WRITTEN PROBLEM →
Copy every line of the data in which the word "their" occurs.
** START **
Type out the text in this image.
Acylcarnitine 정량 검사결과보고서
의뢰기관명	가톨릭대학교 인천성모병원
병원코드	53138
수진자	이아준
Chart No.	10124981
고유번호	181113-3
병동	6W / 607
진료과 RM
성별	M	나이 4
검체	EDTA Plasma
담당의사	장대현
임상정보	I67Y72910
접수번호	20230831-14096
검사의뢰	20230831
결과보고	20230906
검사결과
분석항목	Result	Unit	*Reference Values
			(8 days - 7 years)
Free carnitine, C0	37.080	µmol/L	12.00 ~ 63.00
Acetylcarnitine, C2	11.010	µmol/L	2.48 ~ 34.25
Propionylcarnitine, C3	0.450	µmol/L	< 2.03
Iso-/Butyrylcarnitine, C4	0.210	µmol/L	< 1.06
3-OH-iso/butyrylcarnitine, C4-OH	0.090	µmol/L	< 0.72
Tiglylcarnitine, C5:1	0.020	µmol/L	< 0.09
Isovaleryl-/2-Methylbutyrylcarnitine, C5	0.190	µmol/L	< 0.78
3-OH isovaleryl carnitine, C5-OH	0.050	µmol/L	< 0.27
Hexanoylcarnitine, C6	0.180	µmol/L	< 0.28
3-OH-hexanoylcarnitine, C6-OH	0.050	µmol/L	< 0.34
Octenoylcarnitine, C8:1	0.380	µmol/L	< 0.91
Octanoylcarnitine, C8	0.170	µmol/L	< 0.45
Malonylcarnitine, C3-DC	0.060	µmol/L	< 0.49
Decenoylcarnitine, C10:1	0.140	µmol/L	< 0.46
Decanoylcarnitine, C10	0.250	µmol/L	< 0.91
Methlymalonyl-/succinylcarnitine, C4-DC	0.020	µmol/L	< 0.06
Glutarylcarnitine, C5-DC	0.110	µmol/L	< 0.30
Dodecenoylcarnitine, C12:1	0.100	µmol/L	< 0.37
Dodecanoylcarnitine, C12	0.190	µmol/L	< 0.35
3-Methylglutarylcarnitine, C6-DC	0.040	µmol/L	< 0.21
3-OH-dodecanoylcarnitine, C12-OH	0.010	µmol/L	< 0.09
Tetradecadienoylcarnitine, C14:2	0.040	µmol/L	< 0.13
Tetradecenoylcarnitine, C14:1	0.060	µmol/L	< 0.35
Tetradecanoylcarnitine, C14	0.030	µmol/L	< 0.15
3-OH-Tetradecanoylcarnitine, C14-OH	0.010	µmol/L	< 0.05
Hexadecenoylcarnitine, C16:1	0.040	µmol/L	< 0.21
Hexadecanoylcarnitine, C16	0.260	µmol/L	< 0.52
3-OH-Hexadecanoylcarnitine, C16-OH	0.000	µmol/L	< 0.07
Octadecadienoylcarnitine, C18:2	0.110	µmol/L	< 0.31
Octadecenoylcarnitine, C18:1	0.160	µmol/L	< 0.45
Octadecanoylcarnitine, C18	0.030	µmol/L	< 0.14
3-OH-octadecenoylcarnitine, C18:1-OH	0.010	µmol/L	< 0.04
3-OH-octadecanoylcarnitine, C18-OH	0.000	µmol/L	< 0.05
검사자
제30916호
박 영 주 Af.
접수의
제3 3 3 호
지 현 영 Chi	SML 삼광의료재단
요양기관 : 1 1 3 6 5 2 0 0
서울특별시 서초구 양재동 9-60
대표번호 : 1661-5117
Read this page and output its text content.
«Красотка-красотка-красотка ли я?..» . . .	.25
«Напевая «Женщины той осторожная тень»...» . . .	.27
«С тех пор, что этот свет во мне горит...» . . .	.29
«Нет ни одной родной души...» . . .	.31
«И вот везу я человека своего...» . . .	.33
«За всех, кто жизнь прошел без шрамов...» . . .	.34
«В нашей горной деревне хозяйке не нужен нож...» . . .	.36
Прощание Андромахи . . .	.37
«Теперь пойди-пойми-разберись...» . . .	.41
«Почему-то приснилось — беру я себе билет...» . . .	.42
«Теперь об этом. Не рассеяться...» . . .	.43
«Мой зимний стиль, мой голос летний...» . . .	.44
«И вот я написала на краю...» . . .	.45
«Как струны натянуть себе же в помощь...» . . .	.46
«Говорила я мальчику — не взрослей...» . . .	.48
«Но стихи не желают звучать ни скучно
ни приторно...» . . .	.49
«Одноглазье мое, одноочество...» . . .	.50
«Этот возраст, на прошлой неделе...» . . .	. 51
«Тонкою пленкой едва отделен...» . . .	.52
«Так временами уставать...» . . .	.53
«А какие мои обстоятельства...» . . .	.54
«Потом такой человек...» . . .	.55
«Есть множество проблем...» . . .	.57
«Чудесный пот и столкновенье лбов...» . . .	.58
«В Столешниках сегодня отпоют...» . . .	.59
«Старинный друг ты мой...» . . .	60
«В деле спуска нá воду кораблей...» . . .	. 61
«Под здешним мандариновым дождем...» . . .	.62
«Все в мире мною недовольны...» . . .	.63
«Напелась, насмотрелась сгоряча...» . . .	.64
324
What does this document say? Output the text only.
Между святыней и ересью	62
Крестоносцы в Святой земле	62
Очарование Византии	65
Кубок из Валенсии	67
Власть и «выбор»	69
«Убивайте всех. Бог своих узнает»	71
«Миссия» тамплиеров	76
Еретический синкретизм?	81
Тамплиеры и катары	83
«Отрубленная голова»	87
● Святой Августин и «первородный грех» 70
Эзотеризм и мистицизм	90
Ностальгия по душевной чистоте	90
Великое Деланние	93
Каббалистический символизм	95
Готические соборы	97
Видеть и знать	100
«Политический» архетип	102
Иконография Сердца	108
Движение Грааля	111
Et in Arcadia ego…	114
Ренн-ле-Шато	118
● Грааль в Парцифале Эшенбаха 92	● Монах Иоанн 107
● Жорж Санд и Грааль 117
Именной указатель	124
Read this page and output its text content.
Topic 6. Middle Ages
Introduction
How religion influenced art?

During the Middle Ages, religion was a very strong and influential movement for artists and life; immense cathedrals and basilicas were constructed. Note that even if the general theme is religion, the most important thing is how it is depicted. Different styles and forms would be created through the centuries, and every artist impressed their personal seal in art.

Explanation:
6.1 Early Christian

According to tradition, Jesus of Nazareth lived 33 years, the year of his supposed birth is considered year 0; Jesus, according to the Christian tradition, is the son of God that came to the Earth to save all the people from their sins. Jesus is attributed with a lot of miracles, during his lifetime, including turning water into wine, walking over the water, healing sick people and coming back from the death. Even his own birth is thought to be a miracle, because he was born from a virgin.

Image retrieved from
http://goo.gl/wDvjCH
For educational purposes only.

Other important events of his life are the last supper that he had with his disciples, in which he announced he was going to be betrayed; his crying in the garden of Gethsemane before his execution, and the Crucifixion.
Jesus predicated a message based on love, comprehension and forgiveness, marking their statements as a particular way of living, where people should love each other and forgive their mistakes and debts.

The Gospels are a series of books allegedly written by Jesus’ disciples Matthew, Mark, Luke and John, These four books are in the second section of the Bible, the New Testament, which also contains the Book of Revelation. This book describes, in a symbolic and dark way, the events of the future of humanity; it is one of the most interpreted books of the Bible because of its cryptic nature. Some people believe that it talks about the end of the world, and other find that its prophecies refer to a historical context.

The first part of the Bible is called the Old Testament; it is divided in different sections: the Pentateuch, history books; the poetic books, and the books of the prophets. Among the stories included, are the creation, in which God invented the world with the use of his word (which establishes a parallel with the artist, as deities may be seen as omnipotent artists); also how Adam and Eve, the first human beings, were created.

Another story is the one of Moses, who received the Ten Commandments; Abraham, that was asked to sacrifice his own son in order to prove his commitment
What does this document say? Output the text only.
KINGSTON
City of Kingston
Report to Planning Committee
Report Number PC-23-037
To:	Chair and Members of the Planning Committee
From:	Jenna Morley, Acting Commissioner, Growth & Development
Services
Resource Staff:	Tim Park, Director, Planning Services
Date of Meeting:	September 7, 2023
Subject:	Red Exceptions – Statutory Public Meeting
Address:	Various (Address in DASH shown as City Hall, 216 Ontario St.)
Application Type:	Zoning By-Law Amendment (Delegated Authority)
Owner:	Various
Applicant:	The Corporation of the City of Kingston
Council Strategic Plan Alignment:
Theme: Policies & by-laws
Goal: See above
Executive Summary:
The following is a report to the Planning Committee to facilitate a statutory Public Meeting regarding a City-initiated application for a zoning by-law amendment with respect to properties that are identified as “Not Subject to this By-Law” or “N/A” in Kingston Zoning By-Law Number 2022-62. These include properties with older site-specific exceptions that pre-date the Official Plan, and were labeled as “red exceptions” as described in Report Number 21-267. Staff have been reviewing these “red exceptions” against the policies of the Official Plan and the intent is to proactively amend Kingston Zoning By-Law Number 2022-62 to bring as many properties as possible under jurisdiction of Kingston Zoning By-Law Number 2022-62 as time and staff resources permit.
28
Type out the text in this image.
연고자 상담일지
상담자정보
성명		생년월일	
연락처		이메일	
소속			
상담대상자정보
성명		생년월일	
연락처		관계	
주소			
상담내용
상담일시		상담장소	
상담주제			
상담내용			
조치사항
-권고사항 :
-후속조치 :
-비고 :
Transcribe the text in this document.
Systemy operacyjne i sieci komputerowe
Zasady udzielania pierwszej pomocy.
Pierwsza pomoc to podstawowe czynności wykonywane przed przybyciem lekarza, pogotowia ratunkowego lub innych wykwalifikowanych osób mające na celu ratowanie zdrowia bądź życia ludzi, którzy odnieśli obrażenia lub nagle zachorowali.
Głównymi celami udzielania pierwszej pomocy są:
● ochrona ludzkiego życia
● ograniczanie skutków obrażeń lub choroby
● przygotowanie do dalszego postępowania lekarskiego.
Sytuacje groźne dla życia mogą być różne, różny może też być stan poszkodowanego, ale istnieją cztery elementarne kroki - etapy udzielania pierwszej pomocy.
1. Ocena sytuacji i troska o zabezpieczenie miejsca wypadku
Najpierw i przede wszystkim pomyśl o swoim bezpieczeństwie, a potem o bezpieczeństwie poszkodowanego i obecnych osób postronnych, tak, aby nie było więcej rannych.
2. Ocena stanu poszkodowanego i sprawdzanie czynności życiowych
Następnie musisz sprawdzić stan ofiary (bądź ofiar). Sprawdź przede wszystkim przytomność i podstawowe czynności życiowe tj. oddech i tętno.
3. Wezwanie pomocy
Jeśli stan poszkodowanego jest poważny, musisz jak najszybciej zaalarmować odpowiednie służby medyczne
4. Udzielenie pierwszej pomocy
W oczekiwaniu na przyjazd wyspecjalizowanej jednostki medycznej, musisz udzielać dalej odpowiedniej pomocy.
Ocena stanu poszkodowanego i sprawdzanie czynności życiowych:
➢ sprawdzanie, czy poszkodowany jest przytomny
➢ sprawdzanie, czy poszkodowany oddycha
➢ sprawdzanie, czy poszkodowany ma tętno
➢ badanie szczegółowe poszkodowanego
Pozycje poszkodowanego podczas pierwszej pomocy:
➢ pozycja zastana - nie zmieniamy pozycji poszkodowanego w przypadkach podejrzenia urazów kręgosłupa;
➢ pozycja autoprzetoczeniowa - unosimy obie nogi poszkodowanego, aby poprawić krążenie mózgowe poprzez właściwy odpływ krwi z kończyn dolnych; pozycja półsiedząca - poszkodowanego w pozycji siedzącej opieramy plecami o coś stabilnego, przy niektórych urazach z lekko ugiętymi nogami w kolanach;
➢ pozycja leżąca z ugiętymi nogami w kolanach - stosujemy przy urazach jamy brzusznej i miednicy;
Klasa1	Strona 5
** END **
SOLUTION TO THIS TASK →
During the Middle Ages, religion was a very strong and influential movement for artists and life; immense cathedrals and basilicas were constructed. Note that even if the general theme is religion, the most important thing is how it is depicted. Different styles and forms would be created through the centuries, and every artist impressed their personal seal in art.
According to tradition, Jesus of Nazareth lived 33 years, the year of his supposed birth is considered year 0; Jesus, according to the Christian tradition, is the son of God that came to the Earth to save all the people from their sins. Jesus is attributed with a lot of miracles, during his lifetime, including turning water into wine, walking over the water, healing sick people and coming back from the death. Even his own birth is thought to be a miracle, because he was born from a virgin.
Jesus predicated a message based on love, comprehension and forgiveness, marking their statements as a particular way of living, where people should love each other and forgive their mistakes and debts.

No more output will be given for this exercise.